* Material provided
○ ○ ○ ○ ○ ○ ○
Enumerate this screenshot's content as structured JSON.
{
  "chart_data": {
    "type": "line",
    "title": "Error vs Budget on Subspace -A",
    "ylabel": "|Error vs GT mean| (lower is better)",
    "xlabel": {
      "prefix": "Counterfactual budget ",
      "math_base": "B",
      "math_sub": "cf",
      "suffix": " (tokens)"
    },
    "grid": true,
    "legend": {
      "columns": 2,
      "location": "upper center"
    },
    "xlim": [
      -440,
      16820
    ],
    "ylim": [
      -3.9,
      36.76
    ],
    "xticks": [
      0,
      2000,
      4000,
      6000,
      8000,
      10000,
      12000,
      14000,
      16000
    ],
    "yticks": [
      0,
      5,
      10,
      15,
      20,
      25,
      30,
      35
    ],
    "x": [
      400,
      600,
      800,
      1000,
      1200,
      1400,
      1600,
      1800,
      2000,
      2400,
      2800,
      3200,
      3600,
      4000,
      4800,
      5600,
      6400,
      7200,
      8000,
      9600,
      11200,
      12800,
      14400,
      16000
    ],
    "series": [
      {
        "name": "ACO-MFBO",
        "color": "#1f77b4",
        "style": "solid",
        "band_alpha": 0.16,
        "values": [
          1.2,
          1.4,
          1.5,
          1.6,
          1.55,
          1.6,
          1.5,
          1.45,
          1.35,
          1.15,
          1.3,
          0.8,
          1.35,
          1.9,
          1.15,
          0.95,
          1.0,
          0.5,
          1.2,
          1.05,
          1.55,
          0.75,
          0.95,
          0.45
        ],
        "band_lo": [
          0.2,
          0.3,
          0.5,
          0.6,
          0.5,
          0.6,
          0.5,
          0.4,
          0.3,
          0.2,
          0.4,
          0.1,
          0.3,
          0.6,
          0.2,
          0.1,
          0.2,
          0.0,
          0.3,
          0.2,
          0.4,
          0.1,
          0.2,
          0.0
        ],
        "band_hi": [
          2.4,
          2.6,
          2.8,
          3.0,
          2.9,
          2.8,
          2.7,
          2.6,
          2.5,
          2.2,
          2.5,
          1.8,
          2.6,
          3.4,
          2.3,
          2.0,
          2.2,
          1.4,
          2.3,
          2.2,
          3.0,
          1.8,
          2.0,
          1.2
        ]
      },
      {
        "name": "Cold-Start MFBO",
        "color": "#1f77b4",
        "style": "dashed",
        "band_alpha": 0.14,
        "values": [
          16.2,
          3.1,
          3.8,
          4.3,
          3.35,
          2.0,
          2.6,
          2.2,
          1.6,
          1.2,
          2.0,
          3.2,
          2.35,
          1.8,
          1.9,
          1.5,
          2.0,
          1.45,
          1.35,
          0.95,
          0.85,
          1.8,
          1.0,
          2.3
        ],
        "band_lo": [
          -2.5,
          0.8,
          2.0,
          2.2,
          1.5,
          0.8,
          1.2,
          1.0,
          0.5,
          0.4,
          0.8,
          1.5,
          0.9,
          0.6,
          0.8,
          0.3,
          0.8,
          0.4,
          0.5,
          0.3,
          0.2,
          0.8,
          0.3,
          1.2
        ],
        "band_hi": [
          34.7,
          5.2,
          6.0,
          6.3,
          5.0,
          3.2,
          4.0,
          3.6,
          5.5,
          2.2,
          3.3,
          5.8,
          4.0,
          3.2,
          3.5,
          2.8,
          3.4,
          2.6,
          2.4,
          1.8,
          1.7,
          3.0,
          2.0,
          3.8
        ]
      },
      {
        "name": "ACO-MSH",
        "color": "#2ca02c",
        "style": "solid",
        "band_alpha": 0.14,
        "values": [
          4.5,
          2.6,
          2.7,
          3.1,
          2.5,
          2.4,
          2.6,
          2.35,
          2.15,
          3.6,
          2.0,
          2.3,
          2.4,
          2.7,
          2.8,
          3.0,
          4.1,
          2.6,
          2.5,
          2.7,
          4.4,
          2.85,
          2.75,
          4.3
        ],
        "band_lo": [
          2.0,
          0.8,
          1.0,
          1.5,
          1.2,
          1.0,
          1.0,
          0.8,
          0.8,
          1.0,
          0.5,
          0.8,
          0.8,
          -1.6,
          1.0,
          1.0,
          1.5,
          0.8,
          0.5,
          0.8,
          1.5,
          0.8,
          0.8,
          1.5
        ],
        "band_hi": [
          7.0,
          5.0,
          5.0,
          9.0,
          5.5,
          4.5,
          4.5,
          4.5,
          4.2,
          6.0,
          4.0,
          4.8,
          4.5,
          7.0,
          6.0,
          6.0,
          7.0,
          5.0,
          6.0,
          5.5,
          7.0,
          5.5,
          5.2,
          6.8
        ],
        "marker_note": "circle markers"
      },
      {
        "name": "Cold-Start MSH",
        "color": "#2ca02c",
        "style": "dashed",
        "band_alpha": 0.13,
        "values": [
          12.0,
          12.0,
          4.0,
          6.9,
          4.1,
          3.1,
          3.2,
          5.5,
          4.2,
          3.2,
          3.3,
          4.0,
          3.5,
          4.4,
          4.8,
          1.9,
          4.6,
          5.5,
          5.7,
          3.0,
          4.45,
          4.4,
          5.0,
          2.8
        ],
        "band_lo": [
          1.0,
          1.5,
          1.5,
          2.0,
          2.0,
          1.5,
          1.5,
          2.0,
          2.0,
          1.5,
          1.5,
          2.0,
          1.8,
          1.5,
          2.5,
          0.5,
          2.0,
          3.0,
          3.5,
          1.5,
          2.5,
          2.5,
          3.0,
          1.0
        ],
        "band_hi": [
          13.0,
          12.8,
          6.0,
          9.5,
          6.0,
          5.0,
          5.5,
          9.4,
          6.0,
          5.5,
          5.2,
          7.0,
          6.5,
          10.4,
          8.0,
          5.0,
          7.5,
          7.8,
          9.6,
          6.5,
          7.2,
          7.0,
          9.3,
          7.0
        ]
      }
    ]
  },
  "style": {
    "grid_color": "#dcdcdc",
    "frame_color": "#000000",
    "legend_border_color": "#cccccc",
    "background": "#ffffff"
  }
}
○ ○ ○ ○ ○ ○ ○
* Exercise instructions
Each line of the listing should be copied exactly.

* Solved problem
Enumerate this screenshot's content as structured JSON.
{
  "chart_data": {
    "type": "line",
    "title": "Error vs Budget on Subspace -A",
    "ylabel": "|Error vs GT mean| (lower is better)",
    "xlabel": {
      "prefix": "Counterfactual budget ",
      "math_base": "B",
      "math_sub": "cf",
      "suffix": " (tokens)"
    },
    "grid": true,
    "legend": {
      "columns": 2,
      "location": "upper center"
    },
    "xlim": [
      -440,
      16820
    ],
    "ylim": [
      -3.9,
      36.76
    ],
    "xticks": [
      0,
      2000,
      4000,
      6000,
      8000,
      10000,
      12000,
      14000,
      16000
    ],
    "yticks": [
      0,
      5,
      10,
      15,
      20,
      25,
      30,
      35
    ],
    "x": [
      400,
      600,
      800,
      1000,
      1200,
      1400,
      1600,
      1800,
      2000,
      2400,
      2800,
      3200,
      3600,
      4000,
      4800,
      5600,
      6400,
      7200,
      8000,
      9600,
      11200,
      12800,
      14400,
      16000
    ],
    "series": [
      {
        "name": "ACO-MFBO",
        "color": "#1f77b4",
        "style": "solid",
        "band_alpha": 0.16,
        "values": [
          1.2,
          1.4,
          1.5,
          1.6,
          1.55,
          1.6,
          1.5,
          1.45,
          1.35,
          1.15,
          1.3,
          0.8,
          1.35,
          1.9,
          1.15,
          0.95,
          1.0,
          0.5,
          1.2,
          1.05,
          1.55,
          0.75,
          0.95,
          0.45
        ],
        "band_lo": [
          0.2,
          0.3,
          0.5,
          0.6,
          0.5,
          0.6,
          0.5,
          0.4,
          0.3,
          0.2,
          0.4,
          0.1,
          0.3,
          0.6,
          0.2,
          0.1,
          0.2,
          0.0,
          0.3,
          0.2,
          0.4,
          0.1,
          0.2,
          0.0
        ],
        "band_hi": [
          2.4,
          2.6,
          2.8,
          3.0,
          2.9,
          2.8,
          2.7,
          2.6,
          2.5,
          2.2,
          2.5,
          1.8,
          2.6,
          3.4,
          2.3,
          2.0,
          2.2,
          1.4,
          2.3,
          2.2,
          3.0,
          1.8,
          2.0,
          1.2
        ]
      },
      {
        "name": "Cold-Start MFBO",
        "color": "#1f77b4",
        "style": "dashed",
        "band_alpha": 0.14,
        "values": [
          16.2,
          3.1,
          3.8,
          4.3,
          3.35,
          2.0,
          2.6,
          2.2,
          1.6,
          1.2,
          2.0,
          3.2,
          2.35,
          1.8,
          1.9,
          1.5,
          2.0,
          1.45,
          1.35,
          0.95,
          0.85,
          1.8,
          1.0,
          2.3
        ],
        "band_lo": [
          -2.5,
          0.8,
          2.0,
          2.2,
          1.5,
          0.8,
          1.2,
          1.0,
          0.5,
          0.4,
          0.8,
          1.5,
          0.9,
          0.6,
          0.8,
          0.3,
          0.8,
          0.4,
          0.5,
          0.3,
          0.2,
          0.8,
          0.3,
          1.2
        ],
        "band_hi": [
          34.7,
          5.2,
          6.0,
          6.3,
          5.0,
          3.2,
          4.0,
          3.6,
          5.5,
          2.2,
          3.3,
          5.8,
          4.0,
          3.2,
          3.5,
          2.8,
          3.4,
          2.6,
          2.4,
          1.8,
          1.7,
          3.0,
          2.0,
          3.8
        ]
      },
      {
        "name": "ACO-MSH",
        "color": "#2ca02c",
        "style": "solid",
        "band_alpha": 0.14,
        "values": [
          4.5,
          2.6,
          2.7,
          3.1,
          2.5,
          2.4,
          2.6,
          2.35,
          2.15,
          3.6,
          2.0,
          2.3,
          2.4,
          2.7,
          2.8,
          3.0,
          4.1,
          2.6,
          2.5,
          2.7,
          4.4,
          2.85,
          2.75,
          4.3
        ],
        "band_lo": [
          2.0,
          0.8,
          1.0,
          1.5,
          1.2,
          1.0,
          1.0,
          0.8,
          0.8,
          1.0,
          0.5,
          0.8,
          0.8,
          -1.6,
          1.0,
          1.0,
          1.5,
          0.8,
          0.5,
          0.8,
          1.5,
          0.8,
          0.8,
          1.5
        ],
        "band_hi": [
          7.0,
          5.0,
          5.0,
          9.0,
          5.5,
          4.5,
          4.5,
          4.5,
          4.2,
          6.0,
          4.0,
          4.8,
          4.5,
          7.0,
          6.0,
          6.0,
          7.0,
          5.0,
          6.0,
          5.5,
          7.0,
          5.5,
          5.2,
          6.8
        ],
        "marker_note": "circle markers"
      },
      {
        "name": "Cold-Start MSH",
        "color": "#2ca02c",
        "style": "dashed",
        "band_alpha": 0.13,
        "values": [
          12.0,
          12.0,
          4.0,
          6.9,
          4.1,
          3.1,
          3.2,
          5.5,
          4.2,
          3.2,
          3.3,
          4.0,
          3.5,
          4.4,
          4.8,
          1.9,
          4.6,
          5.5,
          5.7,
          3.0,
          4.45,
          4.4,
          5.0,
          2.8
        ],
        "band_lo": [
          1.0,
          1.5,
          1.5,
          2.0,
          2.0,
          1.5,
          1.5,
          2.0,
          2.0,
          1.5,
          1.5,
          2.0,
          1.8,
          1.5,
          2.5,
          0.5,
          2.0,
          3.0,
          3.5,
          1.5,
          2.5,
          2.5,
          3.0,
          1.0
        ],
        "band_hi": [
          13.0,
          12.8,
          6.0,
          9.5,
          6.0,
          5.0,
          5.5,
          9.4,
          6.0,
          5.5,
          5.2,
          7.0,
          6.5,
          10.4,
          8.0,
          5.0,
          7.5,
          7.8,
          9.6,
          6.5,
          7.2,
          7.0,
          9.3,
          7.0
        ]
      }
    ]
  },
  "style": {
    "grid_color": "#dcdcdc",
    "frame_color": "#000000",
    "legend_border_color": "#cccccc",
    "background": "#ffffff"
  }
}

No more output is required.